Find the word "System" in the data. Return every line where it appears.

- [DATA FOR THE TASK]
────────────────────────────────────────

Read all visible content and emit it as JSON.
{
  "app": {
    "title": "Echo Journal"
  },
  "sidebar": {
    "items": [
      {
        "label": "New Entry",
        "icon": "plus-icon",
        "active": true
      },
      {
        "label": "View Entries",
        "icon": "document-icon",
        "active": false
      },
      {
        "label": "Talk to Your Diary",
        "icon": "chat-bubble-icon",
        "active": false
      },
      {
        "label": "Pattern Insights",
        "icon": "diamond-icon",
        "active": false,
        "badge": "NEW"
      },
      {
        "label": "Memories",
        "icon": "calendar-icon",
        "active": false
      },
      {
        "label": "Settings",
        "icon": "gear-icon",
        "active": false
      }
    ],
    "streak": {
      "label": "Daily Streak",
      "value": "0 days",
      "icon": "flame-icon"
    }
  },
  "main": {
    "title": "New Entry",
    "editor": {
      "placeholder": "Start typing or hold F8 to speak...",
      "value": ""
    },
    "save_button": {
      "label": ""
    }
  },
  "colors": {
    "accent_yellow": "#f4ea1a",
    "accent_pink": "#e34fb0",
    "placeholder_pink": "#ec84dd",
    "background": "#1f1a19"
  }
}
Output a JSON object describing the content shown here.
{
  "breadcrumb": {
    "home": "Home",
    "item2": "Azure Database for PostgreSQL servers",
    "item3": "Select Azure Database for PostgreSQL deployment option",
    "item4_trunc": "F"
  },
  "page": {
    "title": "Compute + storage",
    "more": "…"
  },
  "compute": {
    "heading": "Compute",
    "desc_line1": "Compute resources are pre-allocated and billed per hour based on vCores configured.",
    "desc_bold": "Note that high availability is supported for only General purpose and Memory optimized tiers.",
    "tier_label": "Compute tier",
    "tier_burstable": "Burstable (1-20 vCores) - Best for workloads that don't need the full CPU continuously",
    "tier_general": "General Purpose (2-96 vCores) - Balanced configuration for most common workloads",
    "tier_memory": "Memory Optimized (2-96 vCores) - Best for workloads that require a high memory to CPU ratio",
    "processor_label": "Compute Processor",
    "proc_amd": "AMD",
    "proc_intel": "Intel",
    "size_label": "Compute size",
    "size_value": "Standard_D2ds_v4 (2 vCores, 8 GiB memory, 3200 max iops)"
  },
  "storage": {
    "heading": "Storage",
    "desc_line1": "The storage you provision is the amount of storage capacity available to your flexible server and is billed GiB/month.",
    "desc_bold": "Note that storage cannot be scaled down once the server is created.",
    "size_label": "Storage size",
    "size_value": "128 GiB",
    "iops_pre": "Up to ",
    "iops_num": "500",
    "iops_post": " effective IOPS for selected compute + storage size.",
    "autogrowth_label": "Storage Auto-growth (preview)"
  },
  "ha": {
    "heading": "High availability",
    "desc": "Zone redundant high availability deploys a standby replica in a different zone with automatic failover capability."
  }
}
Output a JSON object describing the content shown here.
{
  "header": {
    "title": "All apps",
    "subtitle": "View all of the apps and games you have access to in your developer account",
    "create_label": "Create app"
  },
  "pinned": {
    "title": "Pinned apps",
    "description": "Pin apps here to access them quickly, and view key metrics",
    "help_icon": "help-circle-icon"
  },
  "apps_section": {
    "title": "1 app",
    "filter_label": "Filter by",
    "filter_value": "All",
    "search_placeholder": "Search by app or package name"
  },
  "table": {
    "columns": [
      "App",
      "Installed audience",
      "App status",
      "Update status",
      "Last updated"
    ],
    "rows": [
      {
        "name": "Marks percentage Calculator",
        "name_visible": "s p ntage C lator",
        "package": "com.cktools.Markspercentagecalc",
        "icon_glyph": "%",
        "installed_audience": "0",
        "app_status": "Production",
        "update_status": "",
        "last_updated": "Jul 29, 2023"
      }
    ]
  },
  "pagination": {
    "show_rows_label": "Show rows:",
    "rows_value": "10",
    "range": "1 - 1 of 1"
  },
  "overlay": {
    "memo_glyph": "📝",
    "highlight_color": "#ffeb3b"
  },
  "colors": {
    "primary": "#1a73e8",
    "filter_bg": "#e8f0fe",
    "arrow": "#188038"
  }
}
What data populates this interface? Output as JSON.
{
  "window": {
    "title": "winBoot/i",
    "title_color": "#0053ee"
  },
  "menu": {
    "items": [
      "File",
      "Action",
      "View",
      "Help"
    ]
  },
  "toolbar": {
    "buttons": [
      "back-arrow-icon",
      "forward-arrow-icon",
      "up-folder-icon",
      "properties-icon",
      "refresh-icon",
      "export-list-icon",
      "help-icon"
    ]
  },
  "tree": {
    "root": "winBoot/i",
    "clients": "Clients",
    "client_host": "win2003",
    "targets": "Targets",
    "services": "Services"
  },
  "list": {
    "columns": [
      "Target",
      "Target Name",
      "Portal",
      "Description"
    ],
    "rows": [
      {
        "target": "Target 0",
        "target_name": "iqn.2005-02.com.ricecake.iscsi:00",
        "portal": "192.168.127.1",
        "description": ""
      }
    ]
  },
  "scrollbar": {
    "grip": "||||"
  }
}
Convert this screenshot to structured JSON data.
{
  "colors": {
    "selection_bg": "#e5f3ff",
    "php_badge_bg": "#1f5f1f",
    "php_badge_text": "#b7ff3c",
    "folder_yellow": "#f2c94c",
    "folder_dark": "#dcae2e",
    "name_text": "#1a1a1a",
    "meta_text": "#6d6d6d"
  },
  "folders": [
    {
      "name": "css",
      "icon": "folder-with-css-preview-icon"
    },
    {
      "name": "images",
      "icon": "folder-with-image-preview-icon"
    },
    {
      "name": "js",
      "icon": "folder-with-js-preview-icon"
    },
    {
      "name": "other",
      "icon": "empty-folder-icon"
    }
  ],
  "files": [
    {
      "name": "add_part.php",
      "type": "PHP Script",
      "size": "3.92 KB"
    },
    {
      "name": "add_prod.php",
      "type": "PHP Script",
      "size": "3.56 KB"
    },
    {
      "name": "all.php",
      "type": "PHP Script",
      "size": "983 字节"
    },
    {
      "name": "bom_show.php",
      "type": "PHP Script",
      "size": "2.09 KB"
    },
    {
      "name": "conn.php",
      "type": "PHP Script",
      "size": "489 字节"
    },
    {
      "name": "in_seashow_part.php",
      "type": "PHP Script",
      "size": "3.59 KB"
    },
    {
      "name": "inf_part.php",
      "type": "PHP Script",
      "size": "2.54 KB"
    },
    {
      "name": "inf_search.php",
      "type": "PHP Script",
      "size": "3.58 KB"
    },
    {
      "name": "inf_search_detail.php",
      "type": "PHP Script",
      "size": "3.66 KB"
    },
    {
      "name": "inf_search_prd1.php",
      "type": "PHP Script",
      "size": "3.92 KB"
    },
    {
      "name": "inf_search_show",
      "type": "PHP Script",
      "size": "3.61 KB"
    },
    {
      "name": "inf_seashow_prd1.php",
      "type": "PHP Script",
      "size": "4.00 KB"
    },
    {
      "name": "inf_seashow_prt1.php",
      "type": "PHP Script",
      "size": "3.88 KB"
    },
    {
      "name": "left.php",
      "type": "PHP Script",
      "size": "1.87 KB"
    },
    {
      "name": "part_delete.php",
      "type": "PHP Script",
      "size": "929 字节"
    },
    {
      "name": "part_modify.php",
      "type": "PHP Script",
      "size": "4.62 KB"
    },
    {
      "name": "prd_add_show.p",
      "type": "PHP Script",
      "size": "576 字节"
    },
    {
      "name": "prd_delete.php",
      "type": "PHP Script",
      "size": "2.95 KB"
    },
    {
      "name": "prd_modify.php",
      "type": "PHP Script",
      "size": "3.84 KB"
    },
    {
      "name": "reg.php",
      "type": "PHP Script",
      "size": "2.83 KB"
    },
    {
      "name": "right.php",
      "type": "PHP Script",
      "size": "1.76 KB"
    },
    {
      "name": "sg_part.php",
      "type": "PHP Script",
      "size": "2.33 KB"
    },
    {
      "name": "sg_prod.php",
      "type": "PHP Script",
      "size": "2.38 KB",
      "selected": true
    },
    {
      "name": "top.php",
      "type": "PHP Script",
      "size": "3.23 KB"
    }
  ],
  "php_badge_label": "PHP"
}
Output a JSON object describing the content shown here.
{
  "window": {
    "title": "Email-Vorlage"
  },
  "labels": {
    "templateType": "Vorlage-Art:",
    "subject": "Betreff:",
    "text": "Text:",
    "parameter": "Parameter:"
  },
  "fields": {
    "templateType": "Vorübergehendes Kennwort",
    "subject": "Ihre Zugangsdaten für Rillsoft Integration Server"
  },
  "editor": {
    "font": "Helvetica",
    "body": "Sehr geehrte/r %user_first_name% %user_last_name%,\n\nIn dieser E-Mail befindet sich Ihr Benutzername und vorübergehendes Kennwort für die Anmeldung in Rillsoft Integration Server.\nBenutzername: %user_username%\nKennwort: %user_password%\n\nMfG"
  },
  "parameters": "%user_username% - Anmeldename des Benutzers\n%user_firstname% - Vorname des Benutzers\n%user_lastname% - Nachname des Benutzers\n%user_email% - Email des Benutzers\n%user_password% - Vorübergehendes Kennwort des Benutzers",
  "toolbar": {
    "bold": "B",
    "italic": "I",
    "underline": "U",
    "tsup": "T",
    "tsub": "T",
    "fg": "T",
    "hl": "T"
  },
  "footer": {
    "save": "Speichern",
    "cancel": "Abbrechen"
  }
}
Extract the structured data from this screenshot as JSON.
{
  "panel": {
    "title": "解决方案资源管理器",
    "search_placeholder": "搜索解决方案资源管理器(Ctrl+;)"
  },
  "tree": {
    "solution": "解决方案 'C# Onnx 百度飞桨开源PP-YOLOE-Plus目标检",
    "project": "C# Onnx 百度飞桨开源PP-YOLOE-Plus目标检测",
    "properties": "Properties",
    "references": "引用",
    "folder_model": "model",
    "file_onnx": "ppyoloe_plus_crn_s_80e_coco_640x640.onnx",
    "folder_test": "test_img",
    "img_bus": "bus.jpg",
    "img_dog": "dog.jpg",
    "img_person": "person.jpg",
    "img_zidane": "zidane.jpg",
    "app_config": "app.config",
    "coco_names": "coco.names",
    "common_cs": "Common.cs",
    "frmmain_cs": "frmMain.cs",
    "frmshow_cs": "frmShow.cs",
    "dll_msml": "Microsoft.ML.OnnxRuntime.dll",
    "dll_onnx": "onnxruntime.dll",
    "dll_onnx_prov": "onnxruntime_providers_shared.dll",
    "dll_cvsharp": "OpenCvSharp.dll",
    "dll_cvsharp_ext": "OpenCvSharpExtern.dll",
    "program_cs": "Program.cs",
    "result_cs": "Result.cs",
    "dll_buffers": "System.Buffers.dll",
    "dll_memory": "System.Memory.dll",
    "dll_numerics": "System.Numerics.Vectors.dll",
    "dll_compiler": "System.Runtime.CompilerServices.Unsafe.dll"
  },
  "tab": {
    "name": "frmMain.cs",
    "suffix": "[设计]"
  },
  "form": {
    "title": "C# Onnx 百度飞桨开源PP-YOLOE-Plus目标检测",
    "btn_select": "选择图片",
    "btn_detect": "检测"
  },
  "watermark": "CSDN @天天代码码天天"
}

────────────────────────────────────────

- [EXERCISE SOLUTION]
    "dll_buffers": "System.Buffers.dll",
    "dll_memory": "System.Memory.dll",
    "dll_numerics": "System.Numerics.Vectors.dll",
    "dll_compiler": "System.Runtime.CompilerServices.Unsafe.dll"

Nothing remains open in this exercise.